**SET TASK**
Output all of the data below exactly as given.

▬▬▬

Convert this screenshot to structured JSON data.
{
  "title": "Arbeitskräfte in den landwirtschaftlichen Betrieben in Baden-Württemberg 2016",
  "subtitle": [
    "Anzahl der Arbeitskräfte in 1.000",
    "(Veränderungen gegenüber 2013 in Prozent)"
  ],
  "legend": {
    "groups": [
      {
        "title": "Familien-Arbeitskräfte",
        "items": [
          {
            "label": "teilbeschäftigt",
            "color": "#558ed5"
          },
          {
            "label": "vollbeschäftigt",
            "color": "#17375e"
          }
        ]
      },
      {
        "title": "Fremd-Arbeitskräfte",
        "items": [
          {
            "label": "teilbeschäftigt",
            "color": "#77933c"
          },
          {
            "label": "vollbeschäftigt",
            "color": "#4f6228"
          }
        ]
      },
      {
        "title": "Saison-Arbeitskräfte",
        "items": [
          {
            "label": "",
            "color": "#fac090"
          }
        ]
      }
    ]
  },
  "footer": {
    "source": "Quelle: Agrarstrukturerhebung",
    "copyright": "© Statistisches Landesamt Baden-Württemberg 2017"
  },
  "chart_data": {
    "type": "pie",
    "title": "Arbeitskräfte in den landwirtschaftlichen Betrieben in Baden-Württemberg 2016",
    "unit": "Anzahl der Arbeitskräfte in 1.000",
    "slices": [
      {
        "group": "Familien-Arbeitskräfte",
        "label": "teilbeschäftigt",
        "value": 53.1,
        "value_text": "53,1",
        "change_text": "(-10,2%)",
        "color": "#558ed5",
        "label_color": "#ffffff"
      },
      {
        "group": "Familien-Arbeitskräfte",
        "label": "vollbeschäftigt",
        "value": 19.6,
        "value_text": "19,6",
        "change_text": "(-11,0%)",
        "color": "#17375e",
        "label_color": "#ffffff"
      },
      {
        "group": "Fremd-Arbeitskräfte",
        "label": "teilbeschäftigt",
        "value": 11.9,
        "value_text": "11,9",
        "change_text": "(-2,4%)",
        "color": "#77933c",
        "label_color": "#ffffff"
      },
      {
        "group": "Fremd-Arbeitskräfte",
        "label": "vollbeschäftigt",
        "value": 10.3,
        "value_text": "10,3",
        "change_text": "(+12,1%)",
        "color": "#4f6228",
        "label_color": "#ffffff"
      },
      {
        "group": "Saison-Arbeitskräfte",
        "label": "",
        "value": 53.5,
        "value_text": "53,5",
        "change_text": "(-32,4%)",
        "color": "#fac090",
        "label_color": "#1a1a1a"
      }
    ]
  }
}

▬▬▬

**ANSWER FOR THE TASK**
Convert this screenshot to structured JSON data.
{
  "title": "Arbeitskräfte in den landwirtschaftlichen Betrieben in Baden-Württemberg 2016",
  "subtitle": [
    "Anzahl der Arbeitskräfte in 1.000",
    "(Veränderungen gegenüber 2013 in Prozent)"
  ],
  "legend": {
    "groups": [
      {
        "title": "Familien-Arbeitskräfte",
        "items": [
          {
            "label": "teilbeschäftigt",
            "color": "#558ed5"
          },
          {
            "label": "vollbeschäftigt",
            "color": "#17375e"
          }
        ]
      },
      {
        "title": "Fremd-Arbeitskräfte",
        "items": [
          {
            "label": "teilbeschäftigt",
            "color": "#77933c"
          },
          {
            "label": "vollbeschäftigt",
            "color": "#4f6228"
          }
        ]
      },
      {
        "title": "Saison-Arbeitskräfte",
        "items": [
          {
            "label": "",
            "color": "#fac090"
          }
        ]
      }
    ]
  },
  "footer": {
    "source": "Quelle: Agrarstrukturerhebung",
    "copyright": "© Statistisches Landesamt Baden-Württemberg 2017"
  },
  "chart_data": {
    "type": "pie",
    "title": "Arbeitskräfte in den landwirtschaftlichen Betrieben in Baden-Württemberg 2016",
    "unit": "Anzahl der Arbeitskräfte in 1.000",
    "slices": [
      {
        "group": "Familien-Arbeitskräfte",
        "label": "teilbeschäftigt",
        "value": 53.1,
        "value_text": "53,1",
        "change_text": "(-10,2%)",
        "color": "#558ed5",
        "label_color": "#ffffff"
      },
      {
        "group": "Familien-Arbeitskräfte",
        "label": "vollbeschäftigt",
        "value": 19.6,
        "value_text": "19,6",
        "change_text": "(-11,0%)",
        "color": "#17375e",
        "label_color": "#ffffff"
      },
      {
        "group": "Fremd-Arbeitskräfte",
        "label": "teilbeschäftigt",
        "value": 11.9,
        "value_text": "11,9",
        "change_text": "(-2,4%)",
        "color": "#77933c",
        "label_color": "#ffffff"
      },
      {
        "group": "Fremd-Arbeitskräfte",
        "label": "vollbeschäftigt",
        "value": 10.3,
        "value_text": "10,3",
        "change_text": "(+12,1%)",
        "color": "#4f6228",
        "label_color": "#ffffff"
      },
      {
        "group": "Saison-Arbeitskräfte",
        "label": "",
        "value": 53.5,
        "value_text": "53,5",
        "change_text": "(-32,4%)",
        "color": "#fac090",
        "label_color": "#1a1a1a"
      }
    ]
  }
}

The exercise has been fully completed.